TASK OBJECTIVE: Please duplicate the lines of the material word for word, from the line holding "col3-heading: 私にも言わせて！ — [608, 22, 729, 40]" through the line holding "npo-title: NPO「シックハウスを考える会」 —", with both of those lines included.

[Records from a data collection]
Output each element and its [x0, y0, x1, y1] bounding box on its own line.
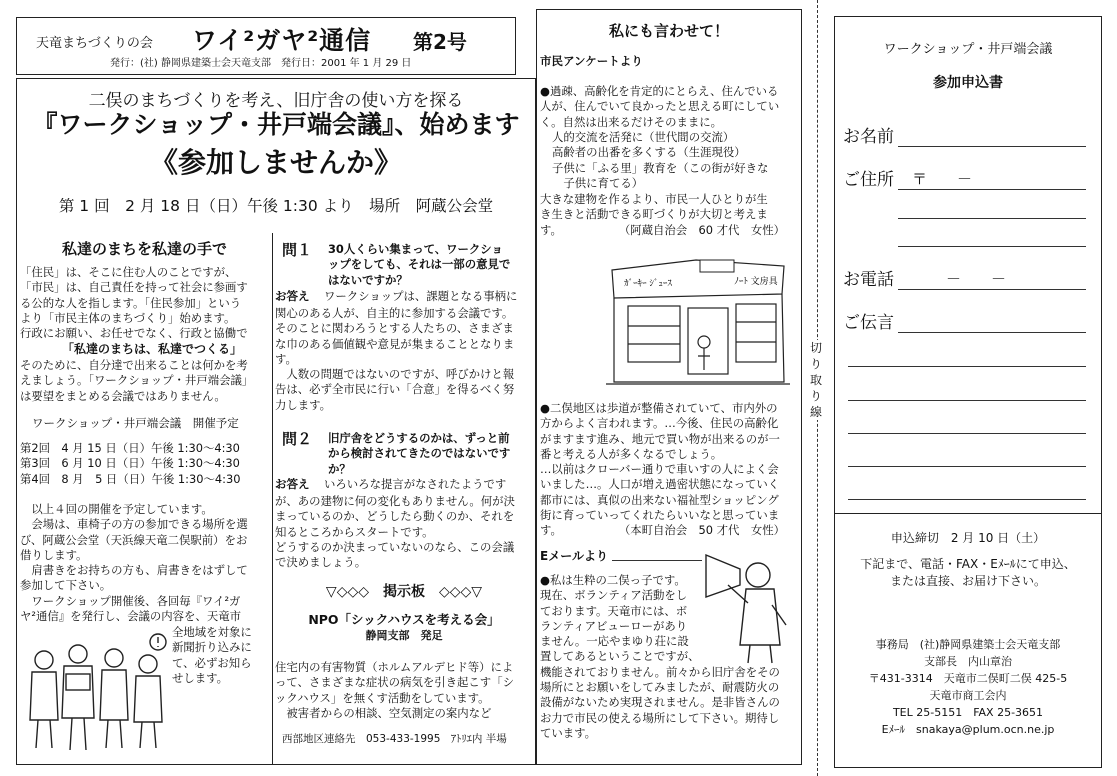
col3-heading: 私にも言わせて！ — [608, 22, 729, 40]
col1-heading: 私達のまちを私達の手で — [61, 240, 227, 258]
a2-text: が、あの建物に何の変化もありません。何が決 まっているのか、どうしたら動くのか、それを 知るところからスタートです。 どうするのか決まっていないのなら、この会議 で決めましょう。 — [275, 494, 515, 570]
masthead-title: ワイ²ガヤ²通信 — [192, 26, 372, 55]
address-field-1[interactable] — [898, 189, 1086, 190]
col1-slogan: 「私達のまちは、私達でつくる」 — [62, 342, 243, 356]
col1-para2: そのために、自分達で出来ることは何かを考 えましょう。「ワークショップ・井戸端会議」 は要望をまとめる会議ではありません。 — [20, 358, 254, 403]
phone-label: お電話 — [843, 270, 894, 290]
masthead-org: 天竜まちづくりの会 — [36, 36, 153, 51]
name-label: お名前 — [843, 127, 894, 147]
email-label-underline — [612, 560, 702, 561]
address-field-2[interactable] — [898, 218, 1086, 219]
people-illustration — [22, 630, 170, 760]
column-divider — [272, 233, 273, 765]
col1-schedule-list: 第2回 4 月 15 日（日）午後 1:30〜4:30 第3回 6 月 10 日（日）午後 1:30〜4:30 第4回 8 月 5 日（日）午後 1:30〜4:30 — [20, 441, 241, 486]
masthead-publisher: 発行：(社) 静岡県建築士会天竜支部 発行日：2001 年 1 月 29 日 — [110, 58, 412, 69]
message-field-6[interactable] — [848, 499, 1086, 500]
a1-text: 関心のある人が、自主的に参加する会議です。 そのことに関わろうとする人たちの、さまざま な巾のある価値観や意見が集まることとなりま す。 人数の問題ではないのですが、呼びかけと報 告は、必ず全市民に行い「合意」を得るべく努 力します。 — [275, 306, 515, 412]
phone-field[interactable] — [898, 289, 1086, 290]
form-instructions: 下記まで、電話・FAX・Eﾒｰﾙにて申込、 または直接、お届け下さい。 — [860, 557, 1076, 588]
q1-question: 30人くらい集まって、ワークショ ップをしても、それは一部の意見で はないですか？ — [328, 242, 511, 287]
a1-label: お答え — [275, 289, 310, 303]
form-divider — [834, 513, 1102, 514]
cut-line-label: 切 り 取 り 線 — [805, 340, 827, 420]
message-field-5[interactable] — [848, 466, 1086, 467]
lead-subtitle: 二俣のまちづくりを考え、旧庁舎の使い方を探る — [88, 91, 464, 111]
a2-label: お答え — [275, 477, 310, 491]
npo-contact: 西部地区連絡先 053-433-1995 ｱﾄﾘｴ内 半場 — [282, 733, 507, 745]
col1-schedule-title: ワークショップ・井戸端会議 開催予定 — [32, 416, 239, 430]
lead-headline: 『ワークショップ・井戸端会議』、始めます — [32, 110, 520, 139]
message-field-1[interactable] — [898, 332, 1086, 333]
form-deadline: 申込締切 2 月 10 日（土） — [890, 531, 1046, 545]
npo-subtitle: 静岡支部 発足 — [365, 629, 443, 642]
megaphone-man-illustration — [700, 545, 796, 665]
q2-question: 旧庁舎をどうするのかは、ずっと前 から検討されてきたのではないです か？ — [328, 431, 511, 476]
npo-title: NPO「シックハウスを考える会」 — [308, 612, 500, 627]
message-field-4[interactable] — [848, 433, 1086, 434]
masthead-issue: 第2号 — [413, 30, 467, 54]
q2-label: 問２ — [282, 430, 313, 448]
email-text: ●私は生粋の二俣っ子です。 現在、ボランティア活動をし ております。天竜市には、ボ ランティアビューローがあり ません。一応やまゆり荘に設 置してあるということですが、 機能されておりません。前々から旧庁舎をその 場所にとお願いをしてみましたが、耐震防火の 設備がないため実現されません。是非皆さんの お力で市民の使える場所にして下さい。期待し ています。 — [540, 573, 780, 740]
message-label: ご伝言 — [843, 313, 894, 333]
survey1-items: 人的交流を活発に（世代間の交流） 高齢者の出番を多くする（生涯現役） 子供に「ふる里」教育を（この街が好きな 子供に育てる） — [552, 130, 769, 190]
shop-sign-right: ﾉｰﾄ 文房具 — [734, 277, 778, 287]
postal-mark: 〒 － — [912, 170, 973, 188]
survey-label: 市民アンケートより — [540, 54, 643, 68]
col1-para1: 「住民」は、そこに住む人のことですが、 「市民」は、自己責任を持って社会に参画す る公的な人を指します。「住民参加」という より「市民主体のまちづくり」始めます。 行政にお願い、お任せでなく、行政と協働で — [20, 265, 248, 341]
lead-schedule: 第 1 回 2 月 18 日（日）午後 1:30 より 場所 阿蔵公会堂 — [58, 197, 494, 215]
board-title: ▽◇◇◇ 掲示板 ◇◇◇▽ — [325, 584, 483, 600]
survey2-text: ●二俣地区は歩道が整備されていて、市内外の 方からよく言われます。…今後、住民の高齢化 がますます進み、地元で買い物が出来るのが一 番と考える人が多くなるでしょう。 …以前はクローバー通りで車いすの人によく会 いました…。人口が増え過密状態になっていく 都市には、真似の出来ない福祉型ショッピング 街に育っていってくれたらいいなと思っていま す。 （本町自治会 50 才代 女性） — [540, 401, 786, 538]
address-field-3[interactable] — [898, 246, 1086, 247]
shop-illustration — [606, 246, 790, 392]
survey1-conclusion: 大きな建物を作るより、市民一人ひとりが生 き生きと活動できる町づくりが大切と考えま す。 （阿蔵自治会 60 才代 女性） — [540, 192, 786, 237]
form-subtitle: 参加申込書 — [933, 75, 1003, 91]
col1-para3-tail: 全地域を対象に 新聞折り込みに て、必ずお知ら せします。 — [172, 625, 252, 685]
message-field-2[interactable] — [848, 366, 1086, 367]
address-label: ご住所 — [843, 170, 894, 190]
q1-label: 問１ — [282, 241, 313, 259]
survey1-text: ●過疎、高齢化を肯定的にとらえ、住んでいる 人が、住んでいて良かったと思える町にしてい く。自然は出来るだけそのままに。 — [540, 84, 780, 129]
name-field[interactable] — [898, 146, 1086, 147]
a2-first-line: いろいろな提言がなされたようです — [324, 477, 507, 491]
shop-sign-left: ｶﾞｰｷｰ ｼﾞｭｰｽ — [624, 279, 672, 289]
form-title: ワークショップ・井戸端会議 — [883, 42, 1053, 57]
message-field-3[interactable] — [848, 400, 1086, 401]
a1-first-line: ワークショップは、課題となる事柄に — [324, 289, 518, 303]
phone-mark: － － — [946, 270, 1007, 288]
email-label: Eメールより — [540, 549, 608, 563]
col1-para3: 以上４回の開催を予定しています。 会場は、車椅子の方の参加できる場所を選 び、阿蔵公会堂（天浜線天竜二俣駅前）をお 借りします。 肩書きをお持ちの方も、肩書きをはずして 参加して下さい。 ワークショップ開催後、各回毎『ワイ²ガ ヤ²通信』を発行し、会議の内容を、天竜市 — [20, 502, 248, 624]
lead-call: 《参加しませんか》 — [149, 146, 402, 179]
npo-text: 住宅内の有害物質（ホルムアルデヒド等）によ って、さまざまな症状の病気を引き起こす「シ ックハウス」を無くす活動をしています。 被害者からの相談、空気測定の案内など — [275, 660, 514, 720]
form-office: 事務局 (社)静岡県建築士会天竜支部 支部長 内山章治 〒431-3314 天竜市二俣町二俣 425-5 天竜市商工会内 TEL 25-5151 FAX 25-3651 Eﾒｰﾙ snakaya@plum.ocn.ne.jp — [868, 638, 1068, 736]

THE COMPLETED TASK:
col3-heading: 私にも言わせて！ — [608, 22, 729, 40]
col1-heading: 私達のまちを私達の手で — [61, 240, 227, 258]
a2-text: が、あの建物に何の変化もありません。何が決 まっているのか、どうしたら動くのか、それを 知るところからスタートです。 どうするのか決まっていないのなら、この会議 で決めましょう。 — [275, 494, 515, 570]
masthead-title: ワイ²ガヤ²通信 — [192, 26, 372, 55]
address-field-1[interactable] — [898, 189, 1086, 190]
col1-slogan: 「私達のまちは、私達でつくる」 — [62, 342, 243, 356]
col1-para2: そのために、自分達で出来ることは何かを考 えましょう。「ワークショップ・井戸端会議」 は要望をまとめる会議ではありません。 — [20, 358, 254, 403]
phone-label: お電話 — [843, 270, 894, 290]
masthead-org: 天竜まちづくりの会 — [36, 36, 153, 51]
name-label: お名前 — [843, 127, 894, 147]
email-label-underline — [612, 560, 702, 561]
address-field-2[interactable] — [898, 218, 1086, 219]
people-illustration — [22, 630, 170, 760]
column-divider — [272, 233, 273, 765]
col1-schedule-list: 第2回 4 月 15 日（日）午後 1:30〜4:30 第3回 6 月 10 日（日）午後 1:30〜4:30 第4回 8 月 5 日（日）午後 1:30〜4:30 — [20, 441, 241, 486]
masthead-publisher: 発行：(社) 静岡県建築士会天竜支部 発行日：2001 年 1 月 29 日 — [110, 58, 412, 69]
message-field-6[interactable] — [848, 499, 1086, 500]
a1-text: 関心のある人が、自主的に参加する会議です。 そのことに関わろうとする人たちの、さまざま な巾のある価値観や意見が集まることとなりま す。 人数の問題ではないのですが、呼びかけと報 告は、必ず全市民に行い「合意」を得るべく努 力します。 — [275, 306, 515, 412]
phone-field[interactable] — [898, 289, 1086, 290]
form-instructions: 下記まで、電話・FAX・Eﾒｰﾙにて申込、 または直接、お届け下さい。 — [860, 557, 1076, 588]
q1-question: 30人くらい集まって、ワークショ ップをしても、それは一部の意見で はないですか？ — [328, 242, 511, 287]
a1-label: お答え — [275, 289, 310, 303]
form-divider — [834, 513, 1102, 514]
cut-line-label: 切 り 取 り 線 — [805, 340, 827, 420]
message-field-5[interactable] — [848, 466, 1086, 467]
lead-subtitle: 二俣のまちづくりを考え、旧庁舎の使い方を探る — [88, 91, 464, 111]
a2-label: お答え — [275, 477, 310, 491]
npo-contact: 西部地区連絡先 053-433-1995 ｱﾄﾘｴ内 半場 — [282, 733, 507, 745]
col1-schedule-title: ワークショップ・井戸端会議 開催予定 — [32, 416, 239, 430]
lead-headline: 『ワークショップ・井戸端会議』、始めます — [32, 110, 520, 139]
message-field-1[interactable] — [898, 332, 1086, 333]
form-deadline: 申込締切 2 月 10 日（土） — [890, 531, 1046, 545]
npo-subtitle: 静岡支部 発足 — [365, 629, 443, 642]
megaphone-man-illustration — [700, 545, 796, 665]
q2-question: 旧庁舎をどうするのかは、ずっと前 から検討されてきたのではないです か？ — [328, 431, 511, 476]
npo-title: NPO「シックハウスを考える会」 — [308, 612, 500, 627]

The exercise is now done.